Data records:
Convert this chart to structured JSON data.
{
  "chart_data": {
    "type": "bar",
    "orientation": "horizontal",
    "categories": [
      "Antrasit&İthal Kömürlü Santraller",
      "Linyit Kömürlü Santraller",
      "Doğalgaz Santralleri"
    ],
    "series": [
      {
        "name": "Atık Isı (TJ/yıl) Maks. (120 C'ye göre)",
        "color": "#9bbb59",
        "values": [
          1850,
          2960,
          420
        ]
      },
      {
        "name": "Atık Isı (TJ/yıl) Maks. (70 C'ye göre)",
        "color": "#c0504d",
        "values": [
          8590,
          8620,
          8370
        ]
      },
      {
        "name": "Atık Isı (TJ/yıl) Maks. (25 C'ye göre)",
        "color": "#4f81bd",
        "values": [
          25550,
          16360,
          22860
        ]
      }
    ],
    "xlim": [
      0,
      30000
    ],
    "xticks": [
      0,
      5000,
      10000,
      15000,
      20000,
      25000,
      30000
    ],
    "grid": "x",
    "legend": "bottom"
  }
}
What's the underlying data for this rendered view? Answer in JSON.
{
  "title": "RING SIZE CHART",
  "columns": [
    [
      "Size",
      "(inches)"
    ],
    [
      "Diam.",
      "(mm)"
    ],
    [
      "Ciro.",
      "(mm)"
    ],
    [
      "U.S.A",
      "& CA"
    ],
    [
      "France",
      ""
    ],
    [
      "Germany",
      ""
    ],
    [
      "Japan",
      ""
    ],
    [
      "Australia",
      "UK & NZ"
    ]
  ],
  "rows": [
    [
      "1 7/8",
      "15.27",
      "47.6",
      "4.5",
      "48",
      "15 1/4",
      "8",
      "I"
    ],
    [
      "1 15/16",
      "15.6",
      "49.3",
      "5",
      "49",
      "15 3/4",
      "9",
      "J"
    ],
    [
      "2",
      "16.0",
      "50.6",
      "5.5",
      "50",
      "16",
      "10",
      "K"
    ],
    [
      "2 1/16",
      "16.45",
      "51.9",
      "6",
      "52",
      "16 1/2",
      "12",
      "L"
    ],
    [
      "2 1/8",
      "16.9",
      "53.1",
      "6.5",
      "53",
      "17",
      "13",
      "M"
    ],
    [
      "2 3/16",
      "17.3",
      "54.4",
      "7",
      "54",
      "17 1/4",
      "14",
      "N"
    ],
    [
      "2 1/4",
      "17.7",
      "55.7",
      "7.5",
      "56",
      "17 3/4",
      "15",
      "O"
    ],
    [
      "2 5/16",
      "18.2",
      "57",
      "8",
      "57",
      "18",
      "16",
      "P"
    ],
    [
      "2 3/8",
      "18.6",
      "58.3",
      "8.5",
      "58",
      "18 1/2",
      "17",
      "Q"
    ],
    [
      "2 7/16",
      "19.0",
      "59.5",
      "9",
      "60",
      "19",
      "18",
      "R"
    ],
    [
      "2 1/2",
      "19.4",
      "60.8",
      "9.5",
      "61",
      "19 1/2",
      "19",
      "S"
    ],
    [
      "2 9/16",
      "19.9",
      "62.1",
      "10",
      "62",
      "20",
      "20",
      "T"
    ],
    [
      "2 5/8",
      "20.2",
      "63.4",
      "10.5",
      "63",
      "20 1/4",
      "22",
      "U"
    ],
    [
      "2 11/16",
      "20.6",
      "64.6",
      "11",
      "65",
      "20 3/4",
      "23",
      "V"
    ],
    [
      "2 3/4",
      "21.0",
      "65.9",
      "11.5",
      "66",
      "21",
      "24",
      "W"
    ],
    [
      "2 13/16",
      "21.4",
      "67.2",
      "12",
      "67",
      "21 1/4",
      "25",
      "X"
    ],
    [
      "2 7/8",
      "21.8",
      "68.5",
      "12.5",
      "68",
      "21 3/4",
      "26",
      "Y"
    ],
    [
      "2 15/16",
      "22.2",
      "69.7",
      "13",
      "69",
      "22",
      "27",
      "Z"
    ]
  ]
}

_Problem to work on_: Set down the listing above in full, please, exactly as it appears.

_Solution_:
Convert this chart to structured JSON data.
{
  "chart_data": {
    "type": "bar",
    "orientation": "horizontal",
    "categories": [
      "Antrasit&İthal Kömürlü Santraller",
      "Linyit Kömürlü Santraller",
      "Doğalgaz Santralleri"
    ],
    "series": [
      {
        "name": "Atık Isı (TJ/yıl) Maks. (120 C'ye göre)",
        "color": "#9bbb59",
        "values": [
          1850,
          2960,
          420
        ]
      },
      {
        "name": "Atık Isı (TJ/yıl) Maks. (70 C'ye göre)",
        "color": "#c0504d",
        "values": [
          8590,
          8620,
          8370
        ]
      },
      {
        "name": "Atık Isı (TJ/yıl) Maks. (25 C'ye göre)",
        "color": "#4f81bd",
        "values": [
          25550,
          16360,
          22860
        ]
      }
    ],
    "xlim": [
      0,
      30000
    ],
    "xticks": [
      0,
      5000,
      10000,
      15000,
      20000,
      25000,
      30000
    ],
    "grid": "x",
    "legend": "bottom"
  }
}
What's the underlying data for this rendered view? Answer in JSON.
{
  "title": "RING SIZE CHART",
  "columns": [
    [
      "Size",
      "(inches)"
    ],
    [
      "Diam.",
      "(mm)"
    ],
    [
      "Ciro.",
      "(mm)"
    ],
    [
      "U.S.A",
      "& CA"
    ],
    [
      "France",
      ""
    ],
    [
      "Germany",
      ""
    ],
    [
      "Japan",
      ""
    ],
    [
      "Australia",
      "UK & NZ"
    ]
  ],
  "rows": [
    [
      "1 7/8",
      "15.27",
      "47.6",
      "4.5",
      "48",
      "15 1/4",
      "8",
      "I"
    ],
    [
      "1 15/16",
      "15.6",
      "49.3",
      "5",
      "49",
      "15 3/4",
      "9",
      "J"
    ],
    [
      "2",
      "16.0",
      "50.6",
      "5.5",
      "50",
      "16",
      "10",
      "K"
    ],
    [
      "2 1/16",
      "16.45",
      "51.9",
      "6",
      "52",
      "16 1/2",
      "12",
      "L"
    ],
    [
      "2 1/8",
      "16.9",
      "53.1",
      "6.5",
      "53",
      "17",
      "13",
      "M"
    ],
    [
      "2 3/16",
      "17.3",
      "54.4",
      "7",
      "54",
      "17 1/4",
      "14",
      "N"
    ],
    [
      "2 1/4",
      "17.7",
      "55.7",
      "7.5",
      "56",
      "17 3/4",
      "15",
      "O"
    ],
    [
      "2 5/16",
      "18.2",
      "57",
      "8",
      "57",
      "18",
      "16",
      "P"
    ],
    [
      "2 3/8",
      "18.6",
      "58.3",
      "8.5",
      "58",
      "18 1/2",
      "17",
      "Q"
    ],
    [
      "2 7/16",
      "19.0",
      "59.5",
      "9",
      "60",
      "19",
      "18",
      "R"
    ],
    [
      "2 1/2",
      "19.4",
      "60.8",
      "9.5",
      "61",
      "19 1/2",
      "19",
      "S"
    ],
    [
      "2 9/16",
      "19.9",
      "62.1",
      "10",
      "62",
      "20",
      "20",
      "T"
    ],
    [
      "2 5/8",
      "20.2",
      "63.4",
      "10.5",
      "63",
      "20 1/4",
      "22",
      "U"
    ],
    [
      "2 11/16",
      "20.6",
      "64.6",
      "11",
      "65",
      "20 3/4",
      "23",
      "V"
    ],
    [
      "2 3/4",
      "21.0",
      "65.9",
      "11.5",
      "66",
      "21",
      "24",
      "W"
    ],
    [
      "2 13/16",
      "21.4",
      "67.2",
      "12",
      "67",
      "21 1/4",
      "25",
      "X"
    ],
    [
      "2 7/8",
      "21.8",
      "68.5",
      "12.5",
      "68",
      "21 3/4",
      "26",
      "Y"
    ],
    [
      "2 15/16",
      "22.2",
      "69.7",
      "13",
      "69",
      "22",
      "27",
      "Z"
    ]
  ]
}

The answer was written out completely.